◆ DO THIS
Give the material once more, word for word, without any images.

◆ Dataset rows
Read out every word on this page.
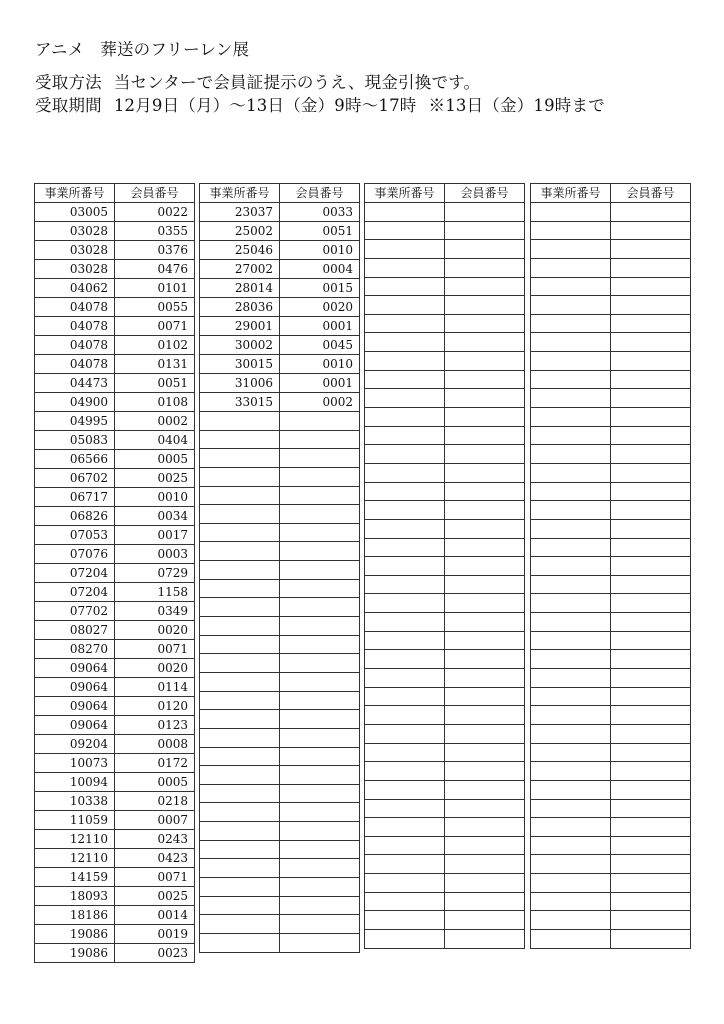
アニメ 葬送のフリーレン展
受取方法 当センターで会員証提示のうえ、現金引換です。
受取期間 12月9日（月）～13日（金）9時～17時 ※13日（金）19時まで
事業所番号	会員番号
03005	0022
03028	0355
03028	0376
03028	0476
04062	0101
04078	0055
04078	0071
04078	0102
04078	0131
04473	0051
04900	0108
04995	0002
05083	0404
06566	0005
06702	0025
06717	0010
06826	0034
07053	0017
07076	0003
07204	0729
07204	1158
07702	0349
08027	0020
08270	0071
09064	0020
09064	0114
09064	0120
09064	0123
09204	0008
10073	0172
10094	0005
10338	0218
11059	0007
12110	0243
12110	0423
14159	0071
18093	0025
18186	0014
19086	0019
19086	0023
事業所番号	会員番号
23037	0033
25002	0051
25046	0010
27002	0004
28014	0015
28036	0020
29001	0001
30002	0045
30015	0010
31006	0001
33015	0002

事業所番号	会員番号

		事業所番号	会員番号
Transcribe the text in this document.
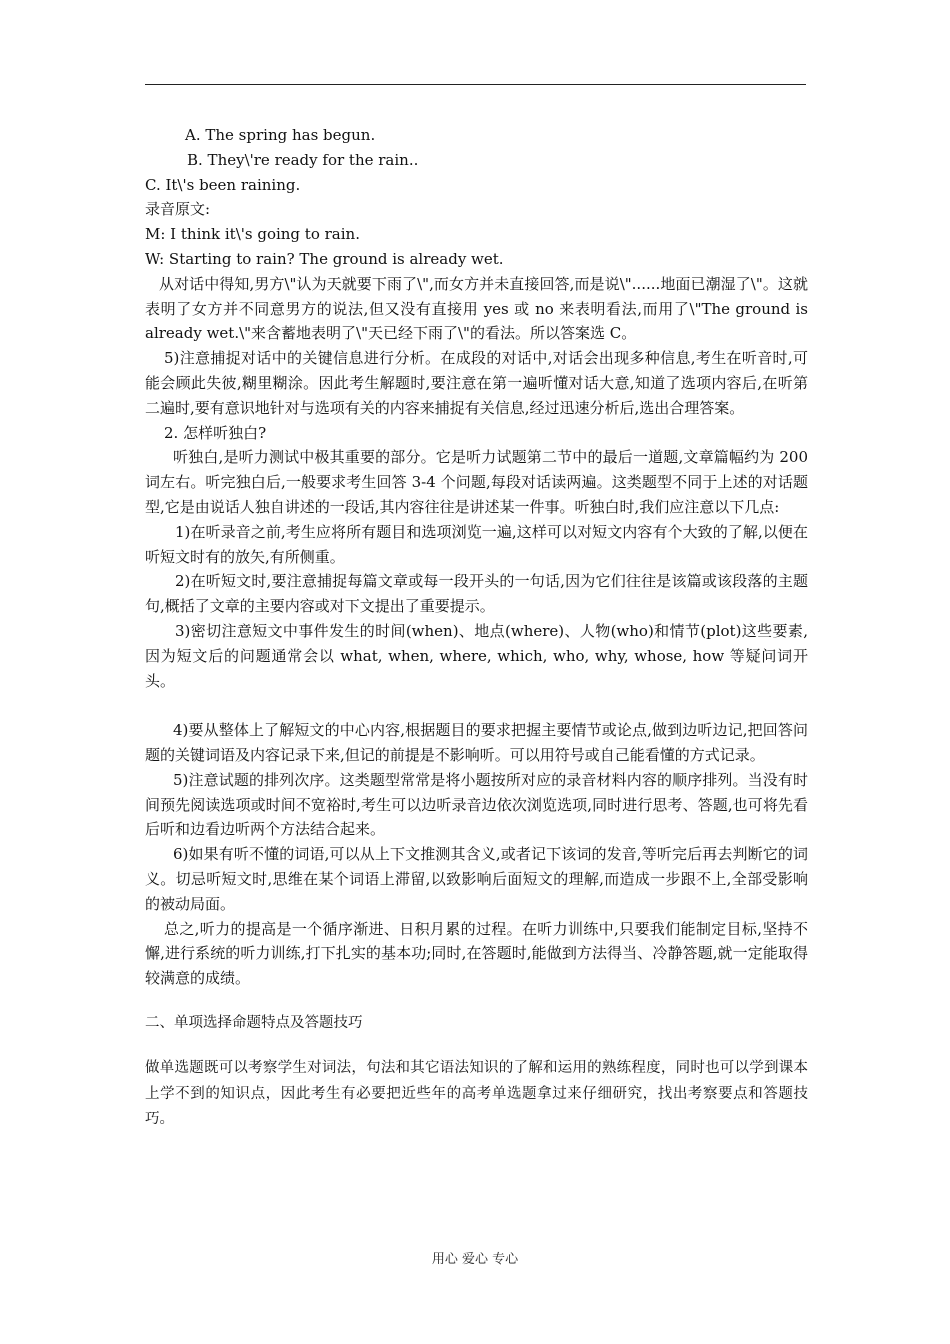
A. The spring has begun.

B. They\'re ready for the rain..

C. It\'s been raining.

录音原文:

M: I think it\'s going to rain.

W: Starting to rain? The ground is already wet.

从对话中得知,男方\"认为天就要下雨了\",而女方并未直接回答,而是说\"......地面已潮湿了\"。这就表明了女方并不同意男方的说法,但又没有直接用 yes 或 no 来表明看法,而用了\"The ground is already wet.\"来含蓄地表明了\"天已经下雨了\"的看法。所以答案选 C。

5)注意捕捉对话中的关键信息进行分析。在成段的对话中,对话会出现多种信息,考生在听音时,可能会顾此失彼,糊里糊涂。因此考生解题时,要注意在第一遍听懂对话大意,知道了选项内容后,在听第二遍时,要有意识地针对与选项有关的内容来捕捉有关信息,经过迅速分析后,选出合理答案。

2. 怎样听独白?

听独白,是听力测试中极其重要的部分。它是听力试题第二节中的最后一道题,文章篇幅约为 200 词左右。听完独白后,一般要求考生回答 3-4 个问题,每段对话读两遍。这类题型不同于上述的对话题型,它是由说话人独自讲述的一段话,其内容往往是讲述某一件事。听独白时,我们应注意以下几点:

1)在听录音之前,考生应将所有题目和选项浏览一遍,这样可以对短文内容有个大致的了解,以便在听短文时有的放矢,有所侧重。

2)在听短文时,要注意捕捉每篇文章或每一段开头的一句话,因为它们往往是该篇或该段落的主题句,概括了文章的主要内容或对下文提出了重要提示。

3)密切注意短文中事件发生的时间(when)、地点(where)、人物(who)和情节(plot)这些要素,因为短文后的问题通常会以 what, when, where, which, who, why, whose, how 等疑问词开头。

4)要从整体上了解短文的中心内容,根据题目的要求把握主要情节或论点,做到边听边记,把回答问题的关键词语及内容记录下来,但记的前提是不影响听。可以用符号或自己能看懂的方式记录。

5)注意试题的排列次序。这类题型常常是将小题按所对应的录音材料内容的顺序排列。当没有时间预先阅读选项或时间不宽裕时,考生可以边听录音边依次浏览选项,同时进行思考、答题,也可将先看后听和边看边听两个方法结合起来。

6)如果有听不懂的词语,可以从上下文推测其含义,或者记下该词的发音,等听完后再去判断它的词义。切忌听短文时,思维在某个词语上滞留,以致影响后面短文的理解,而造成一步跟不上,全部受影响的被动局面。

总之,听力的提高是一个循序渐进、日积月累的过程。在听力训练中,只要我们能制定目标,坚持不懈,进行系统的听力训练,打下扎实的基本功;同时,在答题时,能做到方法得当、冷静答题,就一定能取得较满意的成绩。

二、单项选择命题特点及答题技巧

做单选题既可以考察学生对词法，句法和其它语法知识的了解和运用的熟练程度，同时也可以学到课本上学不到的知识点，因此考生有必要把近些年的高考单选题拿过来仔细研究，找出考察要点和答题技巧。

用心 爱心 专心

◆ TASK RESPONSE
Read out every word on this page.
アニメ 葬送のフリーレン展
受取方法 当センターで会員証提示のうえ、現金引換です。
受取期間 12月9日（月）～13日（金）9時～17時 ※13日（金）19時まで
事業所番号	会員番号
03005	0022
03028	0355
03028	0376
03028	0476
04062	0101
04078	0055
04078	0071
04078	0102
04078	0131
04473	0051
04900	0108
04995	0002
05083	0404
06566	0005
06702	0025
06717	0010
06826	0034
07053	0017
07076	0003
07204	0729
07204	1158
07702	0349
08027	0020
08270	0071
09064	0020
09064	0114
09064	0120
09064	0123
09204	0008
10073	0172
10094	0005
10338	0218
11059	0007
12110	0243
12110	0423
14159	0071
18093	0025
18186	0014
19086	0019
19086	0023
事業所番号	会員番号
23037	0033
25002	0051
25046	0010
27002	0004
28014	0015
28036	0020
29001	0001
30002	0045
30015	0010
31006	0001
33015	0002

事業所番号	会員番号

		事業所番号	会員番号
Transcribe the text in this document.
A. The spring has begun.

B. They\'re ready for the rain..

C. It\'s been raining.

录音原文:

M: I think it\'s going to rain.

W: Starting to rain? The ground is already wet.

从对话中得知,男方\"认为天就要下雨了\",而女方并未直接回答,而是说\"......地面已潮湿了\"。这就表明了女方并不同意男方的说法,但又没有直接用 yes 或 no 来表明看法,而用了\"The ground is already wet.\"来含蓄地表明了\"天已经下雨了\"的看法。所以答案选 C。

5)注意捕捉对话中的关键信息进行分析。在成段的对话中,对话会出现多种信息,考生在听音时,可能会顾此失彼,糊里糊涂。因此考生解题时,要注意在第一遍听懂对话大意,知道了选项内容后,在听第二遍时,要有意识地针对与选项有关的内容来捕捉有关信息,经过迅速分析后,选出合理答案。

2. 怎样听独白?

听独白,是听力测试中极其重要的部分。它是听力试题第二节中的最后一道题,文章篇幅约为 200 词左右。听完独白后,一般要求考生回答 3-4 个问题,每段对话读两遍。这类题型不同于上述的对话题型,它是由说话人独自讲述的一段话,其内容往往是讲述某一件事。听独白时,我们应注意以下几点:

1)在听录音之前,考生应将所有题目和选项浏览一遍,这样可以对短文内容有个大致的了解,以便在听短文时有的放矢,有所侧重。

2)在听短文时,要注意捕捉每篇文章或每一段开头的一句话,因为它们往往是该篇或该段落的主题句,概括了文章的主要内容或对下文提出了重要提示。

3)密切注意短文中事件发生的时间(when)、地点(where)、人物(who)和情节(plot)这些要素,因为短文后的问题通常会以 what, when, where, which, who, why, whose, how 等疑问词开头。

4)要从整体上了解短文的中心内容,根据题目的要求把握主要情节或论点,做到边听边记,把回答问题的关键词语及内容记录下来,但记的前提是不影响听。可以用符号或自己能看懂的方式记录。

5)注意试题的排列次序。这类题型常常是将小题按所对应的录音材料内容的顺序排列。当没有时间预先阅读选项或时间不宽裕时,考生可以边听录音边依次浏览选项,同时进行思考、答题,也可将先看后听和边看边听两个方法结合起来。

6)如果有听不懂的词语,可以从上下文推测其含义,或者记下该词的发音,等听完后再去判断它的词义。切忌听短文时,思维在某个词语上滞留,以致影响后面短文的理解,而造成一步跟不上,全部受影响的被动局面。

总之,听力的提高是一个循序渐进、日积月累的过程。在听力训练中,只要我们能制定目标,坚持不懈,进行系统的听力训练,打下扎实的基本功;同时,在答题时,能做到方法得当、冷静答题,就一定能取得较满意的成绩。

二、单项选择命题特点及答题技巧

做单选题既可以考察学生对词法，句法和其它语法知识的了解和运用的熟练程度，同时也可以学到课本上学不到的知识点，因此考生有必要把近些年的高考单选题拿过来仔细研究，找出考察要点和答题技巧。

用心 爱心 专心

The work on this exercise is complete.